Some records

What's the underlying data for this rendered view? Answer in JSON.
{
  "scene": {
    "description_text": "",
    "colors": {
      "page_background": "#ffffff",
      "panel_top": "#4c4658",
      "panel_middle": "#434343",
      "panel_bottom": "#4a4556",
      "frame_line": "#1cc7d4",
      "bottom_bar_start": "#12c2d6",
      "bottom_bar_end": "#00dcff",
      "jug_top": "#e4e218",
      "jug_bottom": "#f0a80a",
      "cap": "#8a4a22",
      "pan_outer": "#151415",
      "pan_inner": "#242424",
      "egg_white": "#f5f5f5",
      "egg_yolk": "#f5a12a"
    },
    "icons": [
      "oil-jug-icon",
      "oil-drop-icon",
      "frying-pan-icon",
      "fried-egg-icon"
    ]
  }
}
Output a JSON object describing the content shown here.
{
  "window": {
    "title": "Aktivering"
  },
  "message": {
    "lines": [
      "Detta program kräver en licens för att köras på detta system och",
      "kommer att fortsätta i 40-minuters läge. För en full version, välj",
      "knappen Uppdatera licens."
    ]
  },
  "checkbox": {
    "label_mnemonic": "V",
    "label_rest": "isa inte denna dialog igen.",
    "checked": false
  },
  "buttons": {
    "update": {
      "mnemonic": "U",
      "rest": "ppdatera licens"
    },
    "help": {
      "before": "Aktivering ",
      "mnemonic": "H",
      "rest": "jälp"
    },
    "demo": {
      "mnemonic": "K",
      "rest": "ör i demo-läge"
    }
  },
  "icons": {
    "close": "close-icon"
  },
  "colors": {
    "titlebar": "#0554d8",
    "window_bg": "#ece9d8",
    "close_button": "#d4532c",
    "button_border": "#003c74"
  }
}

### DIRECTIVE
Copy out the lines that hold "läge".

### WRITTEN RESPONSE
      "kommer att fortsätta i 40-minuters läge. För en full version, välj",
      "rest": "ör i demo-läge"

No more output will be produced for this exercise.